- **Problem statement**: Find the lines holding the string "Manager" in the data, then copy all of them.

- **Dataset records**:
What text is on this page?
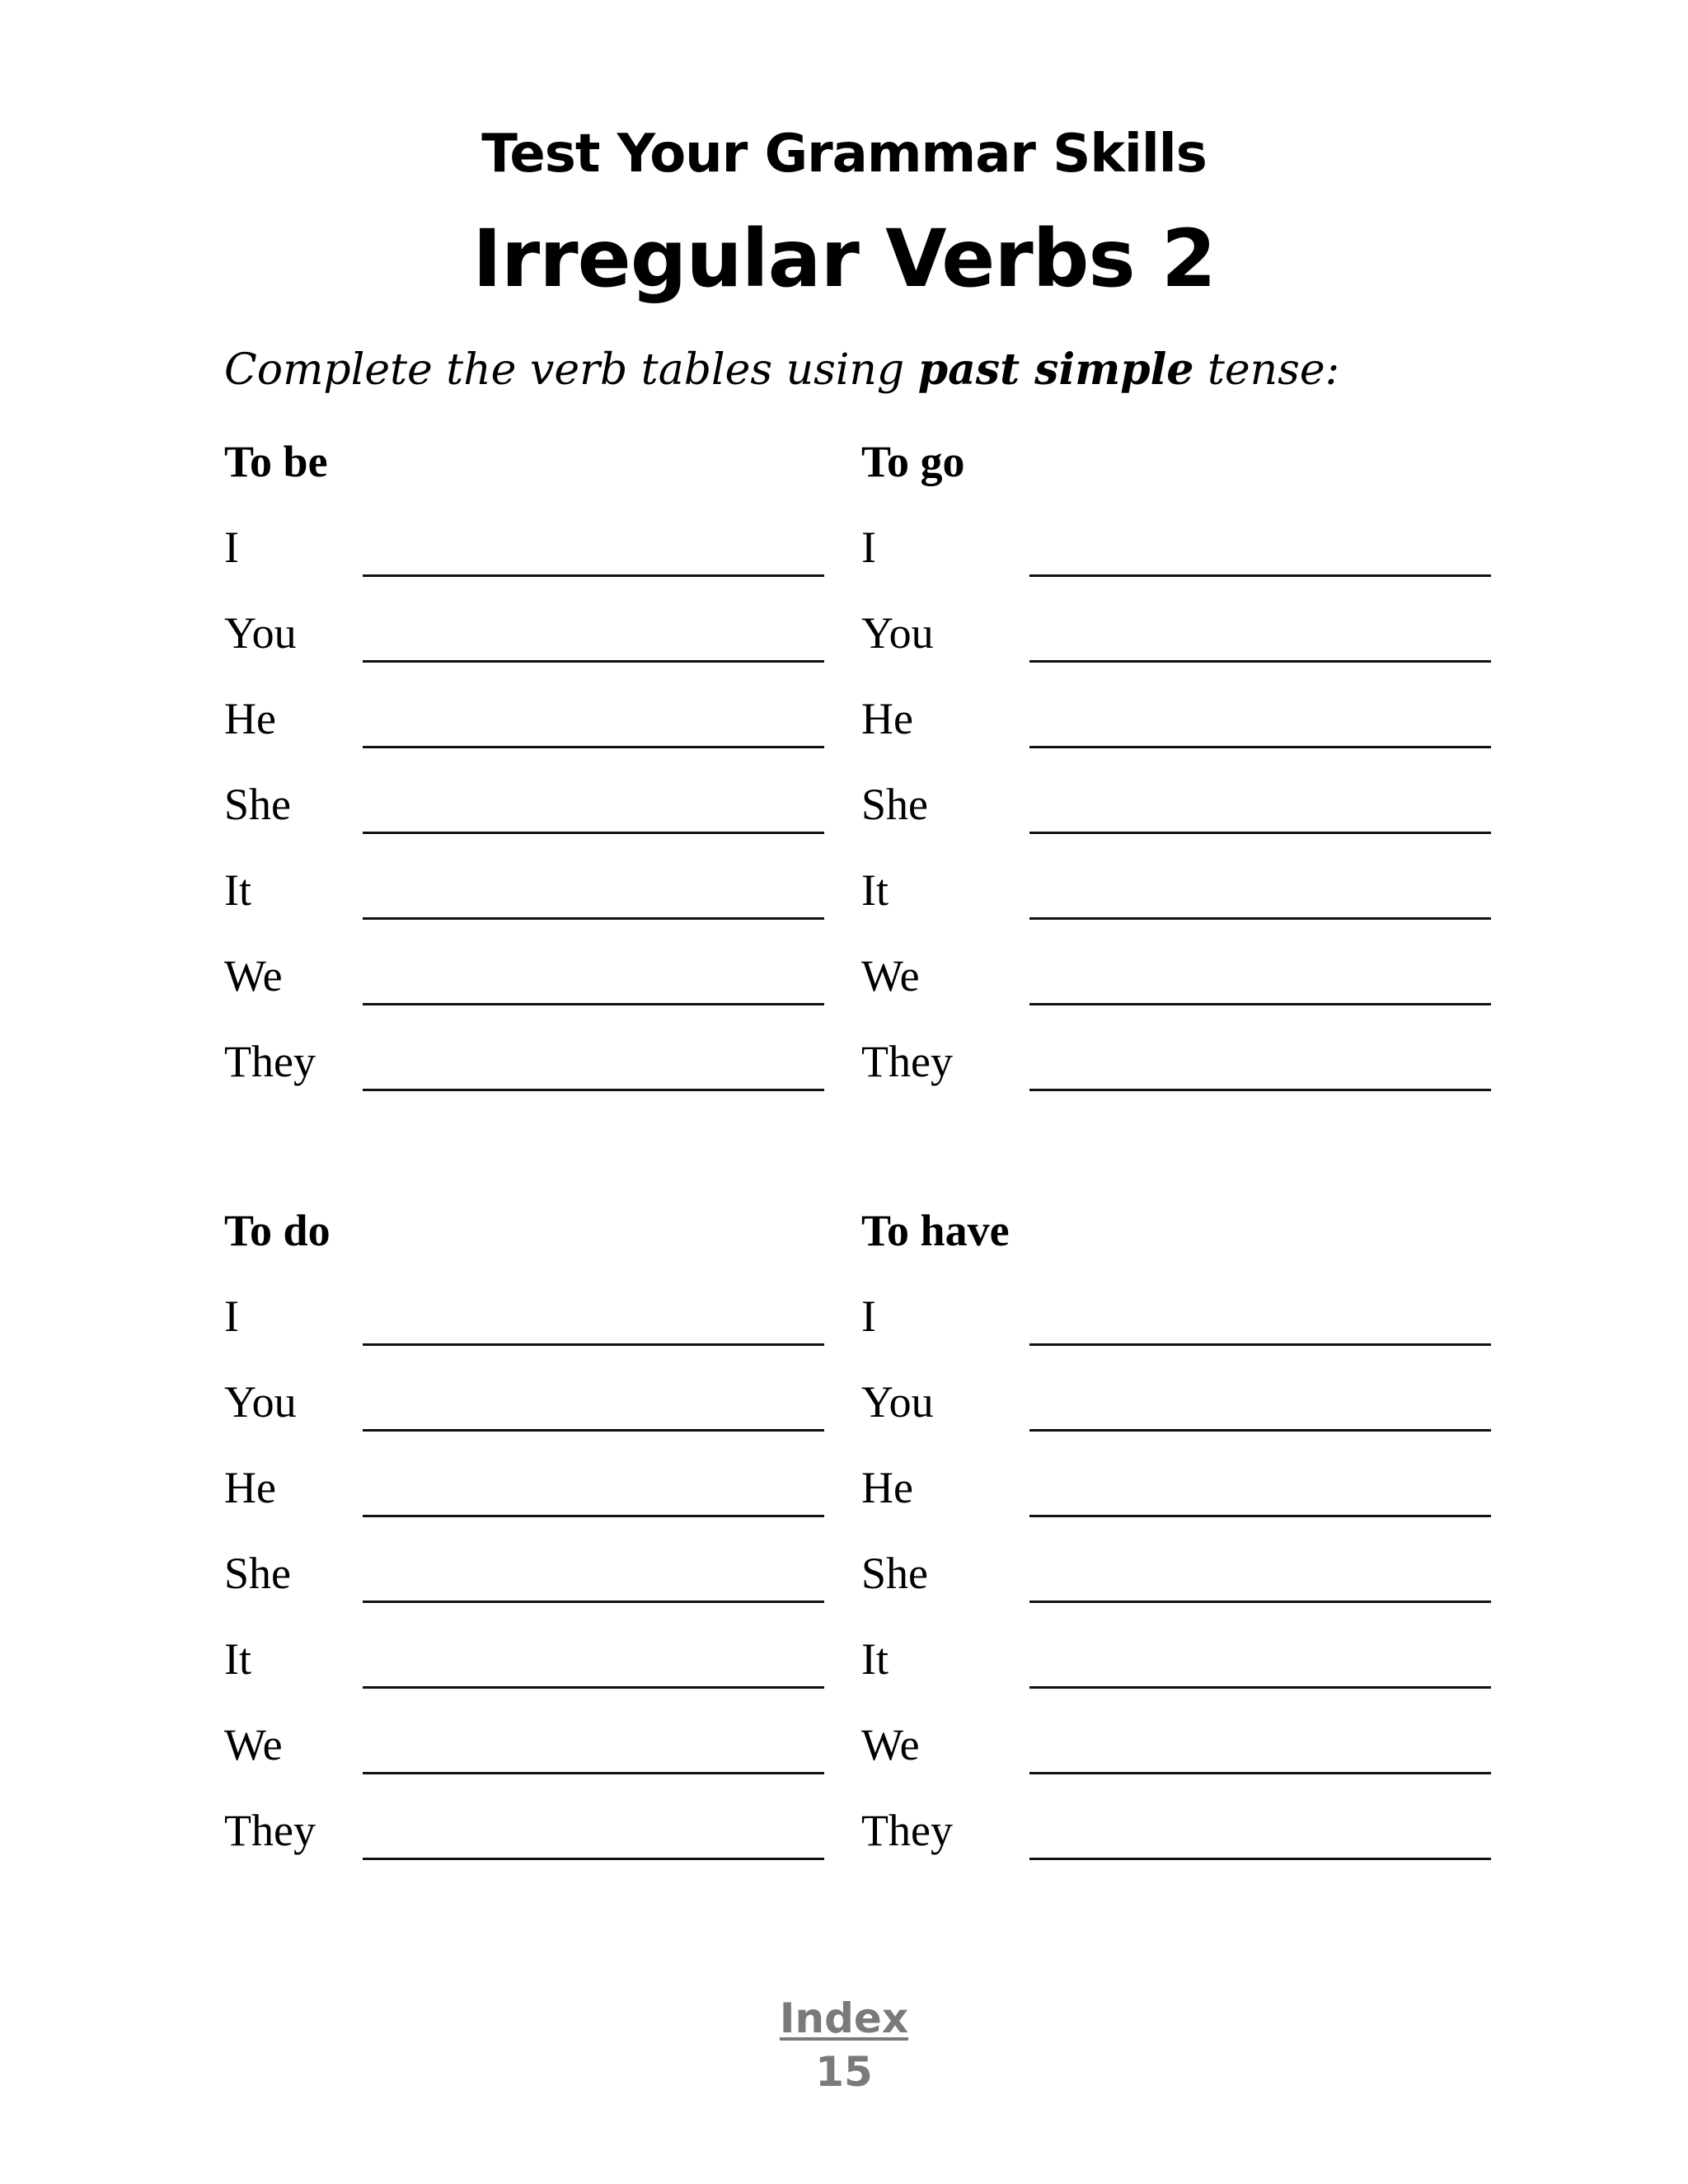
Test Your Grammar Skills
Irregular Verbs 2
Complete the verb tables using past simple tense:
To be
I
You
He
She
It
We
They
To go
I
You
He
She
It
We
They
To do
I
You
He
She
It
We
They
To have
I
You
He
She
It
We
They
Index
15
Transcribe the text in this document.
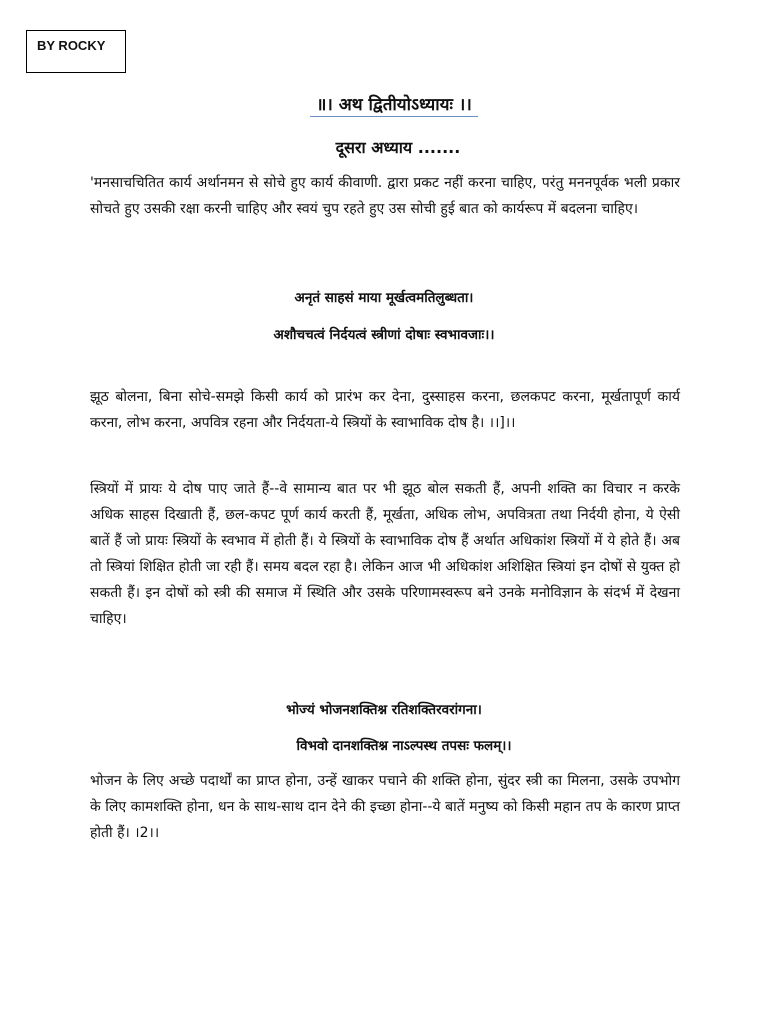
BY ROCKY
॥। अथ द्वितीयोऽध्यायः ।।
दूसरा अध्याय .......

'मनसाचचितित कार्य अर्थानमन से सोचे हुए कार्य कीवाणी. द्वारा प्रकट नहीं करना चाहिए, परंतु मननपूर्वक भली प्रकार सोचते हुए उसकी रक्षा करनी चाहिए और स्वयं चुप रहते हुए उस सोची हुई बात को कार्यरूप में बदलना चाहिए।

अनृतं साहसं माया मूर्खत्वमतिलुब्धता।

अशौचचत्वं निर्दयत्वं स्त्रीणां दोषाः स्वभावजाः।।

झूठ बोलना, बिना सोचे-समझे किसी कार्य को प्रारंभ कर देना, दुस्साहस करना, छलकपट करना, मूर्खतापूर्ण कार्य करना, लोभ करना, अपवित्र रहना और निर्दयता-ये स्त्रियों के स्वाभाविक दोष है। ।।]।।

स्त्रियों में प्रायः ये दोष पाए जाते हैं--वे सामान्य बात पर भी झूठ बोल सकती हैं, अपनी शक्ति का विचार न करके अधिक साहस दिखाती हैं, छल-कपट पूर्ण कार्य करती हैं, मूर्खता, अधिक लोभ, अपवित्रता तथा निर्दयी होना, ये ऐसी बातें हैं जो प्रायः स्त्रियों के स्वभाव में होती हैं। ये स्त्रियों के स्वाभाविक दोष हैं अर्थात अधिकांश स्त्रियों में ये होते हैं। अब तो स्त्रियां शिक्षित होती जा रही हैं। समय बदल रहा है। लेकिन आज भी अधिकांश अशिक्षित स्त्रियां इन दोषों से युक्त हो सकती हैं। इन दोषों को स्त्री की समाज में स्थिति और उसके परिणामस्वरूप बने उनके मनोविज्ञान के संदर्भ में देखना चाहिए।

भोज्यं भोजनशक्तिश्न रतिशक्तिरवरांगना।

विभवो दानशक्तिश्न नाऽल्पस्थ तपसः फलम्।।

भोजन के लिए अच्छे पदार्थों का प्राप्त होना, उन्हें खाकर पचाने की शक्ति होना, सुंदर स्त्री का मिलना, उसके उपभोग के लिए कामशक्ति होना, धन के साथ-साथ दान देने की इच्छा होना--ये बातें मनुष्य को किसी महान तप के कारण प्राप्त होती हैं। ।2।।
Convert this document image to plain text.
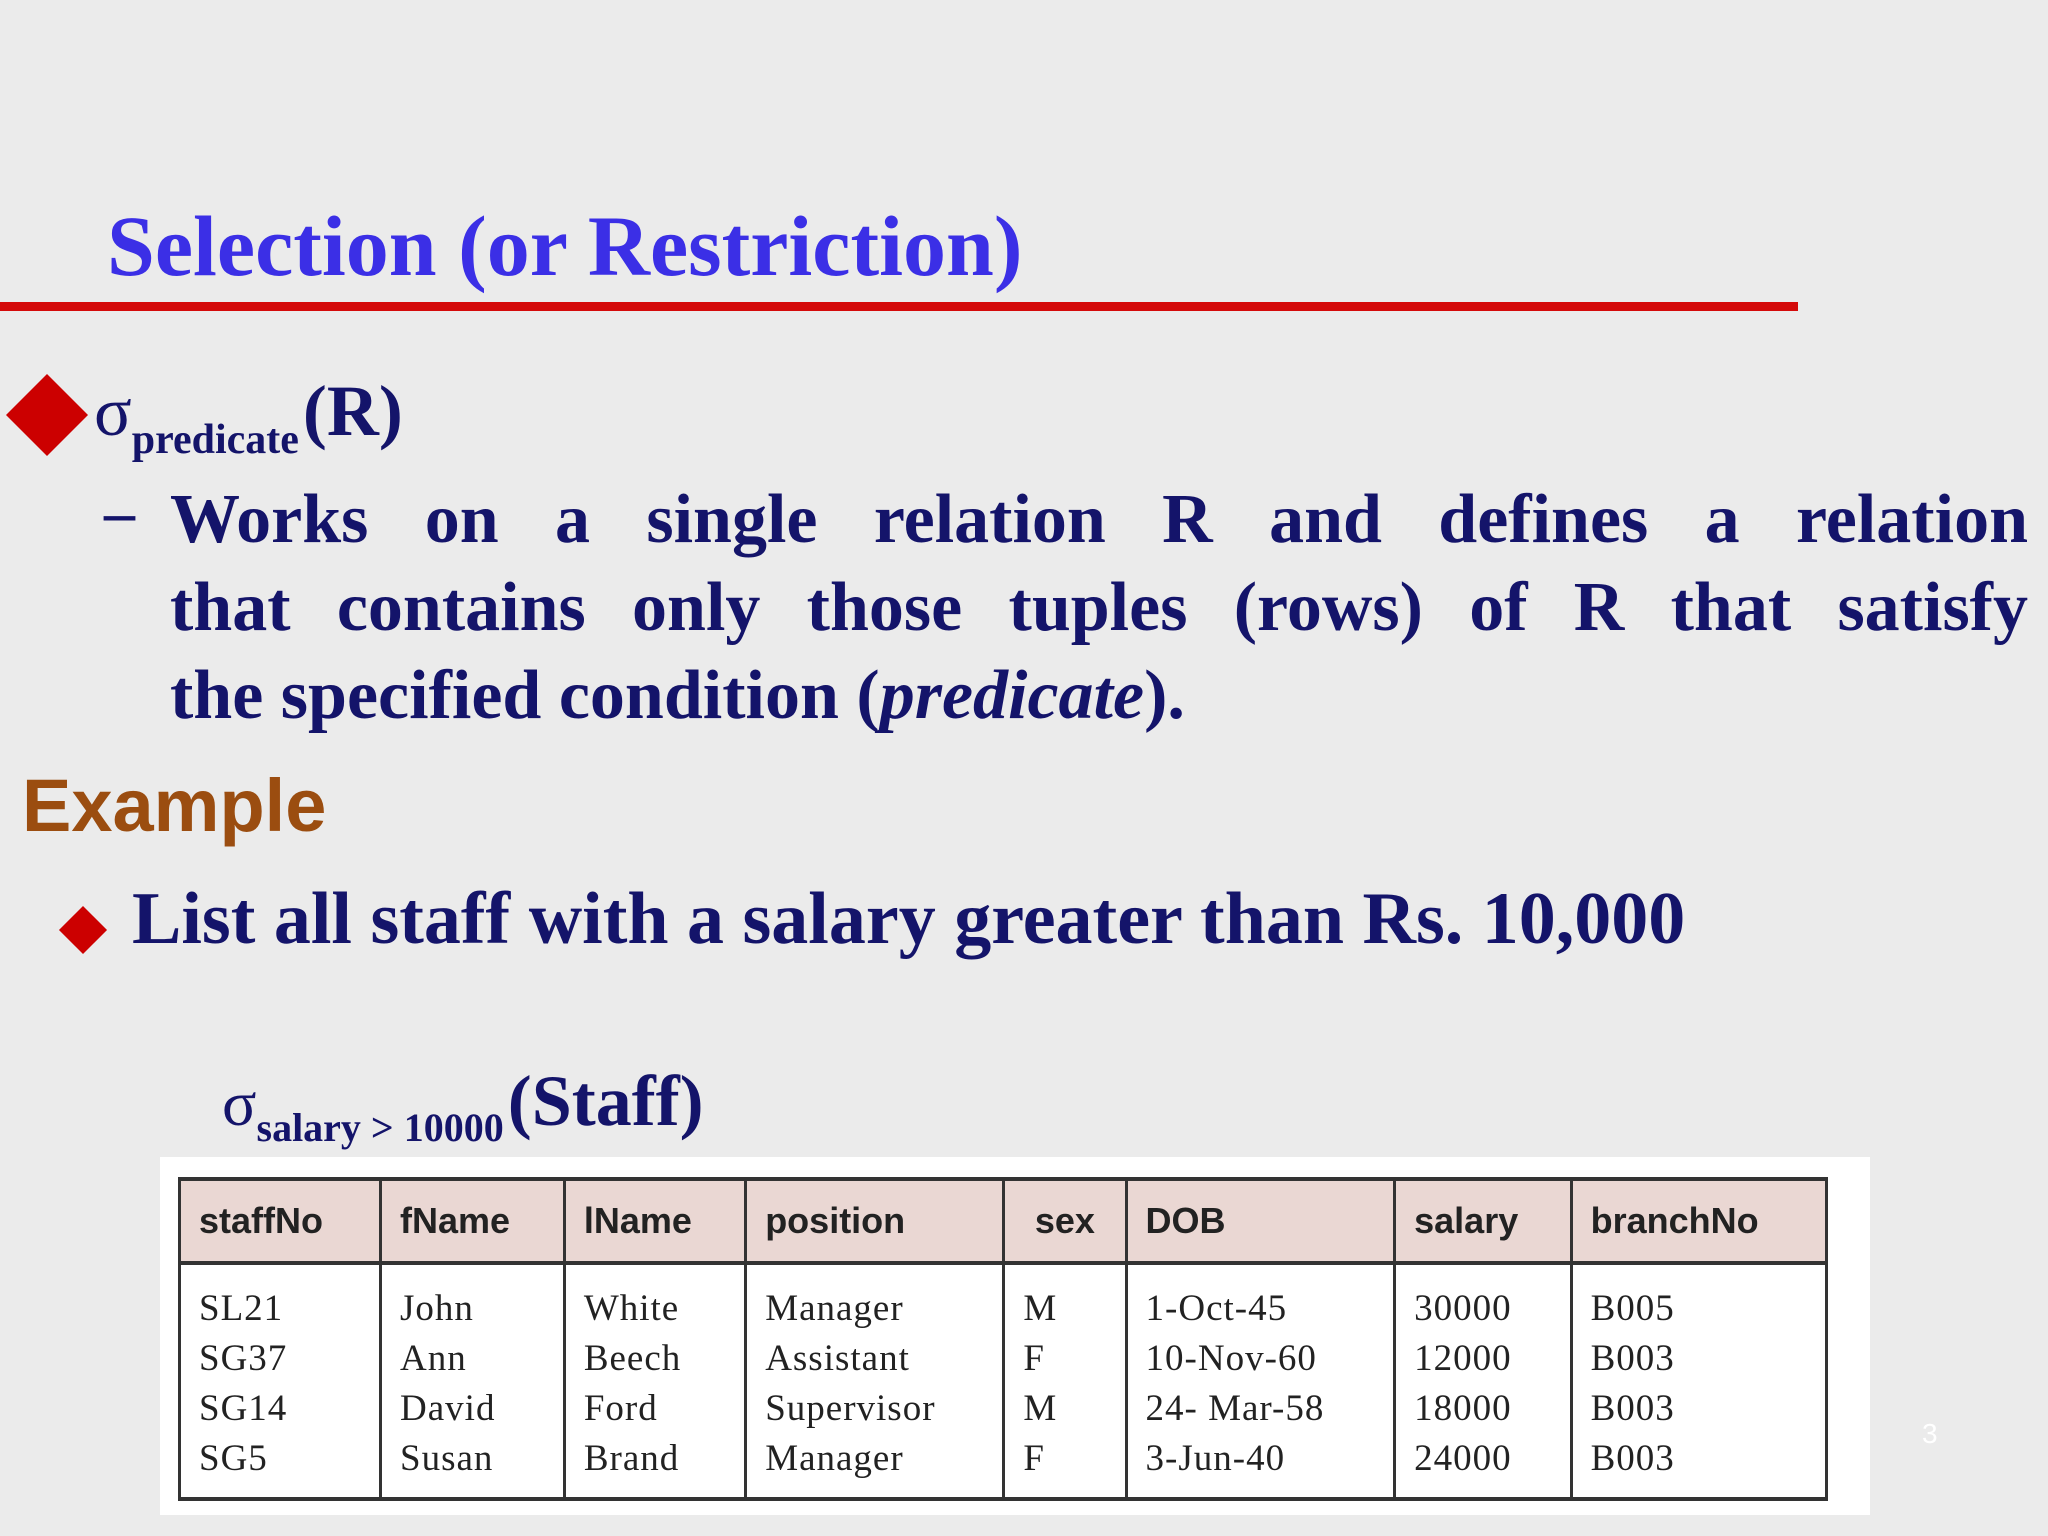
Selection (or Restriction)
σpredicate (R)
– Works on a single relation R and defines a relation
that contains only those tuples (rows) of R that satisfy
the specified condition (predicate).
Example
List all staff with a salary greater than Rs. 10,000
σsalary > 10000 (Staff)
staffNo	fName	lName	position	sex	DOB	salary	branchNo
SL21	John	White	Manager	M	1-Oct-45	30000	B005
SG37	Ann	Beech	Assistant	F	10-Nov-60	12000	B003
SG14	David	Ford	Supervisor	M	24- Mar-58	18000	B003
SG5	Susan	Brand	Manager	F	3-Jun-40	24000	B003
3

- **Exercise output**:
SL21	John	White	Manager	M	1-Oct-45	30000	B005
SG5	Susan	Brand	Manager	F	3-Jun-40	24000	B003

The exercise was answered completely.